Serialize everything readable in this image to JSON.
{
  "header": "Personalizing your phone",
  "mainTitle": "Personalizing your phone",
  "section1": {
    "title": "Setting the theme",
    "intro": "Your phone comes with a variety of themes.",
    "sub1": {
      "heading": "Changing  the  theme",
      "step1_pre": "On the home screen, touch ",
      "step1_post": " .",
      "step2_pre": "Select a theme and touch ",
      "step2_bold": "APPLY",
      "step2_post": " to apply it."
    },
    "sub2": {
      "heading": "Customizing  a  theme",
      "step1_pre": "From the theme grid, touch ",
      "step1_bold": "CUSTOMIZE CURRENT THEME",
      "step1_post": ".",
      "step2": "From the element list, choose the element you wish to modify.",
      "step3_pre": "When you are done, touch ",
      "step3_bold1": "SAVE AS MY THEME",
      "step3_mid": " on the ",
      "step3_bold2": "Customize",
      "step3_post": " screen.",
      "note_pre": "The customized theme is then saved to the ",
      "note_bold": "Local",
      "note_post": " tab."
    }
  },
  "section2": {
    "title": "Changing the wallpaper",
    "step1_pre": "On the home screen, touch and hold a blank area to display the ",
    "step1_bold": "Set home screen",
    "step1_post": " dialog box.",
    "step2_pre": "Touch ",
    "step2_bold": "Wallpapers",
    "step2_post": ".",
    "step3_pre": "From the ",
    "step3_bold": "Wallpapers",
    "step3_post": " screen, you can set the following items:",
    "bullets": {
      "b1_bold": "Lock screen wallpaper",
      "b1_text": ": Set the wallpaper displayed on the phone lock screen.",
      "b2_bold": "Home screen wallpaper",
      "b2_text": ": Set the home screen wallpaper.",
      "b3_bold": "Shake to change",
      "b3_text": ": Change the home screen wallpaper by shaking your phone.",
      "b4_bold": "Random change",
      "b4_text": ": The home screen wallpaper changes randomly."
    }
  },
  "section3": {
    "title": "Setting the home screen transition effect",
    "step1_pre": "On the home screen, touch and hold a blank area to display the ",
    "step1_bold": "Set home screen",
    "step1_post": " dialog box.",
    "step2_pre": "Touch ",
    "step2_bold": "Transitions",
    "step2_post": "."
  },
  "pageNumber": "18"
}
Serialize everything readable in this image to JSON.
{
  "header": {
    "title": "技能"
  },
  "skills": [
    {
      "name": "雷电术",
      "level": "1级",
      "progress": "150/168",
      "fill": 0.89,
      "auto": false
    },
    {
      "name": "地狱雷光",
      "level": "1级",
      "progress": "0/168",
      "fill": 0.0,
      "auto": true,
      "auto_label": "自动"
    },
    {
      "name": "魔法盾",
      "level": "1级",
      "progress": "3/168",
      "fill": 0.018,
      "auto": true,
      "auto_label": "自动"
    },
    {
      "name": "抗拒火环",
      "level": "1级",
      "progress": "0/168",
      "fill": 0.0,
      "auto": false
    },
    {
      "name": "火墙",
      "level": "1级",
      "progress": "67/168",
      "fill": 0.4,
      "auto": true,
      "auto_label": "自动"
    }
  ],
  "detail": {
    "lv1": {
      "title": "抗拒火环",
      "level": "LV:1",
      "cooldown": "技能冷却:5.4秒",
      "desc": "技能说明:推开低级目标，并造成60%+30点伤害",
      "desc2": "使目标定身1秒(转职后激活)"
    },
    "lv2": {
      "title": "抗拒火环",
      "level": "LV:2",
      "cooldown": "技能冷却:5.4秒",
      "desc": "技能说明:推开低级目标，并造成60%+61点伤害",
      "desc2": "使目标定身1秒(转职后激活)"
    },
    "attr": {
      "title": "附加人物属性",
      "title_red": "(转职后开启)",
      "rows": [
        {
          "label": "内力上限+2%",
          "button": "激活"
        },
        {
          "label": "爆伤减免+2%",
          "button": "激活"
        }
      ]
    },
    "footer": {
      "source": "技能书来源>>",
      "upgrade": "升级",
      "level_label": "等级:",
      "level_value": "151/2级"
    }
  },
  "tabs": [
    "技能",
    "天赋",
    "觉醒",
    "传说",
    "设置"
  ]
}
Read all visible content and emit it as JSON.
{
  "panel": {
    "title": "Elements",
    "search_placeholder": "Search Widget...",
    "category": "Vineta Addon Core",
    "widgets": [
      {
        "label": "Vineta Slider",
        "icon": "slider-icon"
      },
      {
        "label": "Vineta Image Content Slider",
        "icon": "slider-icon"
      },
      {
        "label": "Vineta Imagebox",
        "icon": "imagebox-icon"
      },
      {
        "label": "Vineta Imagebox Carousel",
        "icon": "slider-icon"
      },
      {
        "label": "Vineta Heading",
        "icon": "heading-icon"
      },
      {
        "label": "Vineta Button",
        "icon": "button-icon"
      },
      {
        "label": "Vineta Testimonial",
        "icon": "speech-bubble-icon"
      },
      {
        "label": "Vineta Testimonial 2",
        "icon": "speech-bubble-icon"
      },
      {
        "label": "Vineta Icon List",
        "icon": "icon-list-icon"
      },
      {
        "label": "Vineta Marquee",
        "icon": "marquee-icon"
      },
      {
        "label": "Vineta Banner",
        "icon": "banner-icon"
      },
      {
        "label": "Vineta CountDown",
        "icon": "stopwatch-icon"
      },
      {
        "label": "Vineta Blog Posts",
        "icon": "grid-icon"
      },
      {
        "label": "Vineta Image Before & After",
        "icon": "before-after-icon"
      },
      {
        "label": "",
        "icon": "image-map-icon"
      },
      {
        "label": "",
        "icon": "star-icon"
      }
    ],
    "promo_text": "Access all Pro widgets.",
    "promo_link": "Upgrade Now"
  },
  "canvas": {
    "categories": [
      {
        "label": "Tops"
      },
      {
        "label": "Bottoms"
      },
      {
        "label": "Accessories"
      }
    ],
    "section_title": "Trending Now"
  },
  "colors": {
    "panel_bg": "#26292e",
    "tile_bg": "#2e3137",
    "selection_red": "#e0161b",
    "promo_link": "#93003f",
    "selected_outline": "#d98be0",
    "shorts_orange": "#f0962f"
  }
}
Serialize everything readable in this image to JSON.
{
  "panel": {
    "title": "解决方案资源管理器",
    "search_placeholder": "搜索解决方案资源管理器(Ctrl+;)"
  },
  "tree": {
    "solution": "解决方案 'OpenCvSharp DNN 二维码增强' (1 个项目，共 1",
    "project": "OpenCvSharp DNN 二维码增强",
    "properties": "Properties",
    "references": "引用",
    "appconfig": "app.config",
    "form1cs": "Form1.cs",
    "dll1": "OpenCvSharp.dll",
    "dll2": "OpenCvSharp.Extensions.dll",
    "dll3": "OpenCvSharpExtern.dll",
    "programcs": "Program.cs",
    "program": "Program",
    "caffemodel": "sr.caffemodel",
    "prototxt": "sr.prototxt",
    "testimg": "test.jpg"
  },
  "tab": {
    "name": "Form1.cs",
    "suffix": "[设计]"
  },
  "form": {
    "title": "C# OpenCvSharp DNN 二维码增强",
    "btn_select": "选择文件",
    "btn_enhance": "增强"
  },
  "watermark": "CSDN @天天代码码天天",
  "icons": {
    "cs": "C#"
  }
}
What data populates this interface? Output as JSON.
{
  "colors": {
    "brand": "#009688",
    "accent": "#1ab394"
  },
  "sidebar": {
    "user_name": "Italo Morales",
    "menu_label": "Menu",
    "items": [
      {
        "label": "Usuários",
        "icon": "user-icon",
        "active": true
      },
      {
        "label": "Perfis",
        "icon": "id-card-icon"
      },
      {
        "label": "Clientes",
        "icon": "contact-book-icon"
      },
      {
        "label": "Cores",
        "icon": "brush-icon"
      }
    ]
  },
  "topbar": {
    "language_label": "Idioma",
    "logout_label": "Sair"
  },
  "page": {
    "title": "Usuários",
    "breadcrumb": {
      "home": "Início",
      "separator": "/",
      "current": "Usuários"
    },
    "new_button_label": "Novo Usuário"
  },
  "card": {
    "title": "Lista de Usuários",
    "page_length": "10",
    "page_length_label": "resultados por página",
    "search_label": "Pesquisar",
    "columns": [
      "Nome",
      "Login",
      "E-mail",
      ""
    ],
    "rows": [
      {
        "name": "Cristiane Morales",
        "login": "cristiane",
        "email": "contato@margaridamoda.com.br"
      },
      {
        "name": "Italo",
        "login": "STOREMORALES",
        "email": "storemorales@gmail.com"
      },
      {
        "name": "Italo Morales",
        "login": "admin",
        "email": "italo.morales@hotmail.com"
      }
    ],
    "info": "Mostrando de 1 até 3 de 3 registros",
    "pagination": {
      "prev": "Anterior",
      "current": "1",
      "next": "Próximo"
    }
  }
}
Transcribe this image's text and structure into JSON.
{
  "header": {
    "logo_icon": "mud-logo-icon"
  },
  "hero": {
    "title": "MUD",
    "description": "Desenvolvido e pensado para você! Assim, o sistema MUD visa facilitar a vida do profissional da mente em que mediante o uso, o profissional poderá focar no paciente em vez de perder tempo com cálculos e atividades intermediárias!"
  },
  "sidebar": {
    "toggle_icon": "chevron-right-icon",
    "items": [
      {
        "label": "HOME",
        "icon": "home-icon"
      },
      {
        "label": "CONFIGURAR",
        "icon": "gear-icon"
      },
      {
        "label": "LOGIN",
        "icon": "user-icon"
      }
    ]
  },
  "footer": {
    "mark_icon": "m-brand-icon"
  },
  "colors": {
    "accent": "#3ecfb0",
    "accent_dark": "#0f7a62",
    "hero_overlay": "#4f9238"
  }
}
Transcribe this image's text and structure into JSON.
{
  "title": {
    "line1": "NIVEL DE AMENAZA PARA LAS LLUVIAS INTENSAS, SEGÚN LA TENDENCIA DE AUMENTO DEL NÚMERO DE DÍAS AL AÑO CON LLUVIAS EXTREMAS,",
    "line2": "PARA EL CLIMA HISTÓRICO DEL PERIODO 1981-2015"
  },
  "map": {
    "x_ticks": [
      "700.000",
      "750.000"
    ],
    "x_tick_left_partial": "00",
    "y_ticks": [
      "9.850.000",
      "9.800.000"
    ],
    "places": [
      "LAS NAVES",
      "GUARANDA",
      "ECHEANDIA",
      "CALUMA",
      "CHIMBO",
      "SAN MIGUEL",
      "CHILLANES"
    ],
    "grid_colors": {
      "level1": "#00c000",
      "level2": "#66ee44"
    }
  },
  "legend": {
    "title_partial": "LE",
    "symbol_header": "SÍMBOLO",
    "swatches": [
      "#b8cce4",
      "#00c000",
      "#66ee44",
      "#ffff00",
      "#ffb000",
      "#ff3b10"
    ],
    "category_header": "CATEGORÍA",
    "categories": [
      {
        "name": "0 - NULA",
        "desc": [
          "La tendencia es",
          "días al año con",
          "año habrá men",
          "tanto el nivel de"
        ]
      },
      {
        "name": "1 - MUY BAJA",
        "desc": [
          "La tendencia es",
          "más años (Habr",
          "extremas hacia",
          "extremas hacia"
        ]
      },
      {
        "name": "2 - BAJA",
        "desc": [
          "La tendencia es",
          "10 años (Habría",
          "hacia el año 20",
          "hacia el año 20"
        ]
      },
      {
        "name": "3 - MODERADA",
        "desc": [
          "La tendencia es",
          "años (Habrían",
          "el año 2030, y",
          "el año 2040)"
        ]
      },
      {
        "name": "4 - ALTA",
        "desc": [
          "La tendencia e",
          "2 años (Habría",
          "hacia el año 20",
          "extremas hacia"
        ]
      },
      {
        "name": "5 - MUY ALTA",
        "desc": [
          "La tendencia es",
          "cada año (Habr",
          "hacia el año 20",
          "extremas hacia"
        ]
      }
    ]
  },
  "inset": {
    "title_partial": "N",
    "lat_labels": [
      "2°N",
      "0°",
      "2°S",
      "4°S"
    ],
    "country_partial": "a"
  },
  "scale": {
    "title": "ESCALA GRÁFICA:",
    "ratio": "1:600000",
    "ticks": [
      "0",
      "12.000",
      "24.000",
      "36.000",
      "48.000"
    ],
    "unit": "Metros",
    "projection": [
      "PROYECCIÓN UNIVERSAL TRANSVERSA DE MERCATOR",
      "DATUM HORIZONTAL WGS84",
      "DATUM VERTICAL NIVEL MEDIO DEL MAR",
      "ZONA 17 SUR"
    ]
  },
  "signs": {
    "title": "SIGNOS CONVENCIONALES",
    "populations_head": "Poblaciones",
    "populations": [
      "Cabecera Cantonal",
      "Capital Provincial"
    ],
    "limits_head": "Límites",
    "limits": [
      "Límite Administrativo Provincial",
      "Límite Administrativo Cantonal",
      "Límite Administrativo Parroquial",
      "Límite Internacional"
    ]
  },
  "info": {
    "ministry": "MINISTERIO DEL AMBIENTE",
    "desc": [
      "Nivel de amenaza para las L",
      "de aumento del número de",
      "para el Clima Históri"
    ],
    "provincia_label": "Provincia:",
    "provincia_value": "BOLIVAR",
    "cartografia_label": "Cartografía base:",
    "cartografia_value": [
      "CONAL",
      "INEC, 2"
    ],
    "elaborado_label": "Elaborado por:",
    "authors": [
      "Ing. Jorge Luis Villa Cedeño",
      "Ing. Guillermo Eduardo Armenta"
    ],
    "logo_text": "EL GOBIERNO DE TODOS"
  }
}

- SET EXERCISE -
State how many lines in the records above contain the word "email", giving only the number.

- RESULT FOR THIS EXERCISE -
3